> Exercise details:
Where a line contains the word "Wavelength", copy that line in full.

> Material to process:
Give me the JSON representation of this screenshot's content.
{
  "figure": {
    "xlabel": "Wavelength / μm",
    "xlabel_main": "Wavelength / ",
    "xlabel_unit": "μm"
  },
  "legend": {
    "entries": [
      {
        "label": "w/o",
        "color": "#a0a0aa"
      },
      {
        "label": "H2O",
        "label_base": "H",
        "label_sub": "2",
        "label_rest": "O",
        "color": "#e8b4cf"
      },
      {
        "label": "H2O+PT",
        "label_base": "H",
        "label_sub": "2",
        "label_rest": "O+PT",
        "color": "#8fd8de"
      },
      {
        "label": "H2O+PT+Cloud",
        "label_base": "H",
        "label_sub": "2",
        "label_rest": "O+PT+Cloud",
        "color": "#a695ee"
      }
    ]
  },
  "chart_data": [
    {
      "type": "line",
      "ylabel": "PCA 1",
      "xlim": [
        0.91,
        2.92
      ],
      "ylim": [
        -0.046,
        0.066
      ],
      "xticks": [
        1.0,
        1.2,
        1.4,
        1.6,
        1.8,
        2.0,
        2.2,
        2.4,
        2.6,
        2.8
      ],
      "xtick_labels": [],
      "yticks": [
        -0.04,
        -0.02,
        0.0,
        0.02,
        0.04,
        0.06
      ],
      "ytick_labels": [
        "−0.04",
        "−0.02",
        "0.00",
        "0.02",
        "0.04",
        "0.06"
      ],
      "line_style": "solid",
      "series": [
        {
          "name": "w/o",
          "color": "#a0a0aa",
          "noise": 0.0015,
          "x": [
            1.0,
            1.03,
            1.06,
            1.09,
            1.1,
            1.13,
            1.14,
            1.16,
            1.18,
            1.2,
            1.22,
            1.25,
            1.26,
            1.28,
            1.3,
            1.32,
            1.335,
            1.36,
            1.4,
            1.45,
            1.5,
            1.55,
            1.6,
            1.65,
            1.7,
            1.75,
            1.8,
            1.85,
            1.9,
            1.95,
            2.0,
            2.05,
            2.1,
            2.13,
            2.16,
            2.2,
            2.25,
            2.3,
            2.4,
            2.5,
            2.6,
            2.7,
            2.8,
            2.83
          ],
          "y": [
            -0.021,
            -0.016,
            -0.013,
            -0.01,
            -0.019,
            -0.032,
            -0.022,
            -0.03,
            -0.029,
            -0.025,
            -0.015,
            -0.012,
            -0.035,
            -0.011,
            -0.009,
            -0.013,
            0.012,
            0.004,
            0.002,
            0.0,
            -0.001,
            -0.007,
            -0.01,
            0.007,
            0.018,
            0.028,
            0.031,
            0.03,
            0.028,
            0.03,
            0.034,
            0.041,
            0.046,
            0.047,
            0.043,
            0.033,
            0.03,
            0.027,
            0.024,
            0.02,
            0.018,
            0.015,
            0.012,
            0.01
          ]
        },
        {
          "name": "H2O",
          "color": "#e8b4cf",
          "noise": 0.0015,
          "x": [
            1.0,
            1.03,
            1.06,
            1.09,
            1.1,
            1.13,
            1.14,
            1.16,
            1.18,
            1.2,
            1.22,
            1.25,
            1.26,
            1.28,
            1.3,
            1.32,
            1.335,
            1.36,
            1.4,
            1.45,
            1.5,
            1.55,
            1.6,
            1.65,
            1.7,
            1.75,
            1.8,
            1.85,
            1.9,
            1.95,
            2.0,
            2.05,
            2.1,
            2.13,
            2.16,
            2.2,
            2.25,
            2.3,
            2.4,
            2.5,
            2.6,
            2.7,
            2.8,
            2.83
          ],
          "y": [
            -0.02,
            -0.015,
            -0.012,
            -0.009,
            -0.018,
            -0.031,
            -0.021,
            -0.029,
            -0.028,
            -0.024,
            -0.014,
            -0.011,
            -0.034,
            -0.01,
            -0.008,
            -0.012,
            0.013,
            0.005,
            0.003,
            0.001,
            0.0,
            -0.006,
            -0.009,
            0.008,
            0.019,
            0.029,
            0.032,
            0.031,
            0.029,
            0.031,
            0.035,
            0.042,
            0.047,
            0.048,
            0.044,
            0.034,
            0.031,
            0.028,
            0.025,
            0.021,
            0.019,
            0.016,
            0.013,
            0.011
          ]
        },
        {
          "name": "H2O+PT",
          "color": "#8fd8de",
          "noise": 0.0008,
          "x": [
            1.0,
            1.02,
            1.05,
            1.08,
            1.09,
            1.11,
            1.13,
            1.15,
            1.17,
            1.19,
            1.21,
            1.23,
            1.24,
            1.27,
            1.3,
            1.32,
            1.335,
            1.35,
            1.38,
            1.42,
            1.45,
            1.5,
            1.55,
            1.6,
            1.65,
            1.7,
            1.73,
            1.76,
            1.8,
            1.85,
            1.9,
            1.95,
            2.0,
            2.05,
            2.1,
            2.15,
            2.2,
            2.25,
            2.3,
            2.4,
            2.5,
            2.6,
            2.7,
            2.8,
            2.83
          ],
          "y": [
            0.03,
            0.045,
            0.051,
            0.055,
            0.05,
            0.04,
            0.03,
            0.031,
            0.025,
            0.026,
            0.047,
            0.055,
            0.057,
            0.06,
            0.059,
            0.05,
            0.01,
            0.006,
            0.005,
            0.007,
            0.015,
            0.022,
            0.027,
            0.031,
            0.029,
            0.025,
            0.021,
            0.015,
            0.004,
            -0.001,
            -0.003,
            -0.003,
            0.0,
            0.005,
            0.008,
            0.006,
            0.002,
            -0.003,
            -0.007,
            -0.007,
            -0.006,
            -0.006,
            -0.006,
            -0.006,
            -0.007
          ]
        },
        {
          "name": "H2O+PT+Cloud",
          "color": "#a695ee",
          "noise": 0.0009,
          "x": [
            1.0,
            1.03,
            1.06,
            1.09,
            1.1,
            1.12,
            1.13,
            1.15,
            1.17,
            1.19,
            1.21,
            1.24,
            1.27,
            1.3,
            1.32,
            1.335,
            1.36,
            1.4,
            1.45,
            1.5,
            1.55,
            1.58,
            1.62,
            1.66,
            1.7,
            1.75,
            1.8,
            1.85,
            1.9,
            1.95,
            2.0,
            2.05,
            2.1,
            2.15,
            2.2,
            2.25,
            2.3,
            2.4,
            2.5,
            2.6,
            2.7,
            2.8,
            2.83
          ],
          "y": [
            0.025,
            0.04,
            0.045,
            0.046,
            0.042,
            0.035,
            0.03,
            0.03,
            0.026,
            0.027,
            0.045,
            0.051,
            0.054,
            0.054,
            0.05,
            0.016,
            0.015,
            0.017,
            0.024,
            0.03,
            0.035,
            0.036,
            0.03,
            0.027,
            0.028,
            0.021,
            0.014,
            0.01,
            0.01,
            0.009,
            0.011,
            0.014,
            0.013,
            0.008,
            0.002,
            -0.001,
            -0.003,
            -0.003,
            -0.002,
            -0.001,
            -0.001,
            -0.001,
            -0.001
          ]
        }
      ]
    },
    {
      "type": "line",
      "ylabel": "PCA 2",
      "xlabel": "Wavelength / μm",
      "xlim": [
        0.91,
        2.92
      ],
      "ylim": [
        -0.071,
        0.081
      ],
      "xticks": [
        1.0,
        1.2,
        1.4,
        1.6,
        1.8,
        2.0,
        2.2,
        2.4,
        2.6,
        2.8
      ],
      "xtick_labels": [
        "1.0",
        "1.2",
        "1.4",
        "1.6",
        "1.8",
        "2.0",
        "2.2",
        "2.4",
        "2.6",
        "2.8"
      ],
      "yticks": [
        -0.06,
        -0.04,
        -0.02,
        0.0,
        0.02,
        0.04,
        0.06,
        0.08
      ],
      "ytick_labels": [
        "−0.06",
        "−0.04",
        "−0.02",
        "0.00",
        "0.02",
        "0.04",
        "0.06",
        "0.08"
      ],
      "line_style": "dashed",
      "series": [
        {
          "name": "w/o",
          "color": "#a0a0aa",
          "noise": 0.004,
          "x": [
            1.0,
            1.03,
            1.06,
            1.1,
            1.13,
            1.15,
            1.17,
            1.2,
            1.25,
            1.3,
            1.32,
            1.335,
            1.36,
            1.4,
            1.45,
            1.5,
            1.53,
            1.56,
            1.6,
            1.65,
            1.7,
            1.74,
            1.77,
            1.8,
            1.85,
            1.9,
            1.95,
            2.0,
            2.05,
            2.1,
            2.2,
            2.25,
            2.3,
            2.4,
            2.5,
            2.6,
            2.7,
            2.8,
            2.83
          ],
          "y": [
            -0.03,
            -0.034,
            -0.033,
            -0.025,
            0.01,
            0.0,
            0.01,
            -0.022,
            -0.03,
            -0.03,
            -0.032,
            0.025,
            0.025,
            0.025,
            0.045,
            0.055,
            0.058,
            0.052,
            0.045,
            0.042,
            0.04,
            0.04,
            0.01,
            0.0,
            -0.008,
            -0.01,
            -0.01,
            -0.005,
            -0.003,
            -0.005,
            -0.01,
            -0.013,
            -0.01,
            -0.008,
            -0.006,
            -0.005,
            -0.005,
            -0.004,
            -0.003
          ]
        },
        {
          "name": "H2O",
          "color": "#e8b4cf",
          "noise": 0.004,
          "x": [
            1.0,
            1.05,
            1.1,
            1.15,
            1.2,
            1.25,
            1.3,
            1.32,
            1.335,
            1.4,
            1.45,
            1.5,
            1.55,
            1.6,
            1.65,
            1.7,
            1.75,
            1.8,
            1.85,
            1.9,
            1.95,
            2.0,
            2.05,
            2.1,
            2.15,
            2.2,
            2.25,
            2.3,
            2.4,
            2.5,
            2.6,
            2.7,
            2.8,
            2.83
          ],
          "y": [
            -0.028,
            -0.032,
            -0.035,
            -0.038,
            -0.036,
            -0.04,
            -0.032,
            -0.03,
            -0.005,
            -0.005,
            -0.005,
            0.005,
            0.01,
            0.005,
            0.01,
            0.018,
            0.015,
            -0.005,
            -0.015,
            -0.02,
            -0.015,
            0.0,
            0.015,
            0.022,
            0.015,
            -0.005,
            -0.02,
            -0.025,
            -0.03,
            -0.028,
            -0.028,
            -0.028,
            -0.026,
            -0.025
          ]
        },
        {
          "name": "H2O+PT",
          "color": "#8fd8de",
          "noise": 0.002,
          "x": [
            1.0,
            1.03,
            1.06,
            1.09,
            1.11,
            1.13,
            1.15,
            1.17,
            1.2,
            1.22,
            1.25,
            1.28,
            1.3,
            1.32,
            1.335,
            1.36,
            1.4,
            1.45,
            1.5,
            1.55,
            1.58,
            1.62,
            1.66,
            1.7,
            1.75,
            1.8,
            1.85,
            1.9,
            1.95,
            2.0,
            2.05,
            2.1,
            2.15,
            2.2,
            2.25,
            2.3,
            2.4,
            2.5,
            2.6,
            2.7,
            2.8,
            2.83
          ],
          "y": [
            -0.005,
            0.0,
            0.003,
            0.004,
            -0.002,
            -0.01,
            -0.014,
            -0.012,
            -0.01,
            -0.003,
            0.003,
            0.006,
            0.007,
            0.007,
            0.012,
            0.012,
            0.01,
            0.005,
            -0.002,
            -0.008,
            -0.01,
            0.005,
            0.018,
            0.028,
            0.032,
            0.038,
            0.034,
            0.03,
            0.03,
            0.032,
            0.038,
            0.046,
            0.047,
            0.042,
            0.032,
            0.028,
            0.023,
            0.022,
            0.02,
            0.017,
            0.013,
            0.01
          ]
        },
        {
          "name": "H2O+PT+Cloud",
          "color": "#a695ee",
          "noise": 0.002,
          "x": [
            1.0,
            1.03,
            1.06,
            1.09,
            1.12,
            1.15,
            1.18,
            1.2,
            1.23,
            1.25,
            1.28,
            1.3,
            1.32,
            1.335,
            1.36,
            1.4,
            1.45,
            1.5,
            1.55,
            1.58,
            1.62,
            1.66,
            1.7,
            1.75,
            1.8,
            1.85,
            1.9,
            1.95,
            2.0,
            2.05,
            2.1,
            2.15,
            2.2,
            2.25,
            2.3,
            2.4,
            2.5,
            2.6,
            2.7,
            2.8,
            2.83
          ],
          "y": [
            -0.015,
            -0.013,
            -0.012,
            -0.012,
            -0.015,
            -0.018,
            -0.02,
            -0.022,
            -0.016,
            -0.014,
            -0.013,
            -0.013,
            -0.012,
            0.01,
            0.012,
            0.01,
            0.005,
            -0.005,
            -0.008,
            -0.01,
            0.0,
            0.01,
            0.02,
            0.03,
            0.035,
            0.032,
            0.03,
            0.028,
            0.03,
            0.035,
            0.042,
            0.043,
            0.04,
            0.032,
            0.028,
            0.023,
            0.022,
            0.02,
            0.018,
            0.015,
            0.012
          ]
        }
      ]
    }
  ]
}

> Correct answer:
    "xlabel": "Wavelength / μm",
    "xlabel_main": "Wavelength / ",
      "xlabel": "Wavelength / μm",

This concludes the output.